:: The task ::
Check every line of the material below for the string "область", and return the ones that have it.

:: Exercise data ::
═══

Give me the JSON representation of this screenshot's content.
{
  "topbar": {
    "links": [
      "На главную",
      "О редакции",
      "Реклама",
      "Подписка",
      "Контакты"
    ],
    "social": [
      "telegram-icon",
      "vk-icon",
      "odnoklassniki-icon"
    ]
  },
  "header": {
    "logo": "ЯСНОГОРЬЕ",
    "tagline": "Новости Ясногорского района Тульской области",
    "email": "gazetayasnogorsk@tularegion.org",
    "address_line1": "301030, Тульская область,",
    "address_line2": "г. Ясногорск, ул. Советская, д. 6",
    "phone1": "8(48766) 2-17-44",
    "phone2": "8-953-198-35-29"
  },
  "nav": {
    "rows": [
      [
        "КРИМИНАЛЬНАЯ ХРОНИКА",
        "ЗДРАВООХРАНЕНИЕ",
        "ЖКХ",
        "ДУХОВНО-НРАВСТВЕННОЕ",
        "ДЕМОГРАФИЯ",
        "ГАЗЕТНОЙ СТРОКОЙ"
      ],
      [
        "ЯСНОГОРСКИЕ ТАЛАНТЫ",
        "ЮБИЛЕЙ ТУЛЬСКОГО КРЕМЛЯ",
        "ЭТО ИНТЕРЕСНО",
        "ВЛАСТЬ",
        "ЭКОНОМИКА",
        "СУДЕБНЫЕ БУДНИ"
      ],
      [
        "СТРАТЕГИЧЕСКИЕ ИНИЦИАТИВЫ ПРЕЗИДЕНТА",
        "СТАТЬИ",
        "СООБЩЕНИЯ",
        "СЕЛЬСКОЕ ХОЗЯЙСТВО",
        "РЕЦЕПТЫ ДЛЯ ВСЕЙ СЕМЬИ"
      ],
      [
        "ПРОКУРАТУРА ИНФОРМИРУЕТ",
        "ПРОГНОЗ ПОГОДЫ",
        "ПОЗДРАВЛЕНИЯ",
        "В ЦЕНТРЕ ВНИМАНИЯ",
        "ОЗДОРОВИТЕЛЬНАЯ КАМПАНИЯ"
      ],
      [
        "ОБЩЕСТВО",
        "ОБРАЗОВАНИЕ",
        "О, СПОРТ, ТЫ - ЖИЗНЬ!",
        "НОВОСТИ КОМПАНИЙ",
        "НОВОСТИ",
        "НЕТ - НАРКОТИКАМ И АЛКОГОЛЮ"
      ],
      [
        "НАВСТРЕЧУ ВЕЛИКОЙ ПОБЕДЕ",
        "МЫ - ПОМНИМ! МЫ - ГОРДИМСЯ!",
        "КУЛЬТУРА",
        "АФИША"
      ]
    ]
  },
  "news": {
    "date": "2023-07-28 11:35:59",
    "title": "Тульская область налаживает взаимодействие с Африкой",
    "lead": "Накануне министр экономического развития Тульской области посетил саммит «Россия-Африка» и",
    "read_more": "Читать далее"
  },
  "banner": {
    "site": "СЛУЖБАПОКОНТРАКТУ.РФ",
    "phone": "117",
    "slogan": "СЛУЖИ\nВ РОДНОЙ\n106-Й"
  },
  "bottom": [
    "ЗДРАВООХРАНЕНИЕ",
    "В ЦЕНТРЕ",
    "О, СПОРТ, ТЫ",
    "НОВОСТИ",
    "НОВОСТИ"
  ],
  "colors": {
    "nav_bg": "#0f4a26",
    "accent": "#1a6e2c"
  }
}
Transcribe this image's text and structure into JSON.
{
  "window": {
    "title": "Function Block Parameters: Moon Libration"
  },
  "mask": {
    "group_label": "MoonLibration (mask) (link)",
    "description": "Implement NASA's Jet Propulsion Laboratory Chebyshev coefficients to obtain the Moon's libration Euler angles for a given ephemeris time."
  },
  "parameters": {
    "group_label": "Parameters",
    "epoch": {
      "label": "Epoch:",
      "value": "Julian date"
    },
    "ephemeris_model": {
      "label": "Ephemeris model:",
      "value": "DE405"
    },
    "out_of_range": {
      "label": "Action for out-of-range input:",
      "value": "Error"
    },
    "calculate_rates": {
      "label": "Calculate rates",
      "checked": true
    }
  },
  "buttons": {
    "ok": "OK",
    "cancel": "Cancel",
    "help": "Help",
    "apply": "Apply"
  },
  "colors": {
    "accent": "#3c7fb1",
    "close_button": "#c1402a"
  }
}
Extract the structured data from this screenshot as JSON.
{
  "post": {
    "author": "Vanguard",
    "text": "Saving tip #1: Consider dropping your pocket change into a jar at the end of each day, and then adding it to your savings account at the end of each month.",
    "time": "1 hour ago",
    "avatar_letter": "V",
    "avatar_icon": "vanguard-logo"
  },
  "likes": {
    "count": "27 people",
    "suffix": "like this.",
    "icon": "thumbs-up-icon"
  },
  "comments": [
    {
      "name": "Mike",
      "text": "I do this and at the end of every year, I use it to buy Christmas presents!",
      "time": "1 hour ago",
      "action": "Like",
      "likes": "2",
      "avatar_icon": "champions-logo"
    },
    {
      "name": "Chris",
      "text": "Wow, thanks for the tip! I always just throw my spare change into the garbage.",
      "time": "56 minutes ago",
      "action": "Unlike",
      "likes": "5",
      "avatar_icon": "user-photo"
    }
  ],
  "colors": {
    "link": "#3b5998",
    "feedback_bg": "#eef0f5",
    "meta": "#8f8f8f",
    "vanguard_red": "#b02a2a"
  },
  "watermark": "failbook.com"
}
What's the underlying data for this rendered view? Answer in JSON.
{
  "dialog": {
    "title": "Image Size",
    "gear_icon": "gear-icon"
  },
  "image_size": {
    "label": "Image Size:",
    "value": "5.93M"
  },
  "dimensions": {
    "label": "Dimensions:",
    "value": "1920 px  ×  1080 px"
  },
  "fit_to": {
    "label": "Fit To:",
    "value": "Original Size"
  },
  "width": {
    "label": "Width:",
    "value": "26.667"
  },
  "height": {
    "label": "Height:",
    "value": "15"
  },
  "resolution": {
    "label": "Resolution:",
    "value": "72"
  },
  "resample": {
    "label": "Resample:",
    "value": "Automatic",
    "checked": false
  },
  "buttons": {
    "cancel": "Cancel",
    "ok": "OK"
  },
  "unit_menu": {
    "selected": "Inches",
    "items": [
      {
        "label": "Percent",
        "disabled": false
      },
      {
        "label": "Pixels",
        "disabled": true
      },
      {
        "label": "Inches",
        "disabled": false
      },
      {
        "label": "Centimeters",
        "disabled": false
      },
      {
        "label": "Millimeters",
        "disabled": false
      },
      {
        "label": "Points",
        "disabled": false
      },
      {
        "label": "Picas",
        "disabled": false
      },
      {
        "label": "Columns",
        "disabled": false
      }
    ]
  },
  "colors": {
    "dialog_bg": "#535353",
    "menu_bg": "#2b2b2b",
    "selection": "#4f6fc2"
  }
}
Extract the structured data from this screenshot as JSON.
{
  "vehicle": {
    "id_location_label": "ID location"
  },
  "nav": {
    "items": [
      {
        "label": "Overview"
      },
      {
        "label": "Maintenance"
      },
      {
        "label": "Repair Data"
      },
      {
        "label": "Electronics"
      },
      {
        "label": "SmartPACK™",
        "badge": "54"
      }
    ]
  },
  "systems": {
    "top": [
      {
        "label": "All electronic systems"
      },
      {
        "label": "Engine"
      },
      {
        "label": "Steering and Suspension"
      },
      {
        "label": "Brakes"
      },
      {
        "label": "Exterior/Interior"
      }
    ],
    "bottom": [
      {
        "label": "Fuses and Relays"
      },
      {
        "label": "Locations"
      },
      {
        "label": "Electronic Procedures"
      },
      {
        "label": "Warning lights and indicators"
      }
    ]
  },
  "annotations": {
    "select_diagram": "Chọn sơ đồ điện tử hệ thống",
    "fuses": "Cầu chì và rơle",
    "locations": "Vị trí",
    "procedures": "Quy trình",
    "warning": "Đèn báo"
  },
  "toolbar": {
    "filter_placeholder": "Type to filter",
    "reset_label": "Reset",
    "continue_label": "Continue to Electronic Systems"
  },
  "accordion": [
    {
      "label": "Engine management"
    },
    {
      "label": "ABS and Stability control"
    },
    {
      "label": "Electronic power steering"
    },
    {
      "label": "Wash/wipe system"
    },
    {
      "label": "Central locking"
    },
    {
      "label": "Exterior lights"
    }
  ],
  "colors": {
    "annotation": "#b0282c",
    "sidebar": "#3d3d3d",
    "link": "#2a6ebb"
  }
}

═══

:: Answer for this exercise ::
    "address_line1": "301030, Тульская область,",
    "title": "Тульская область налаживает взаимодействие с Африкой",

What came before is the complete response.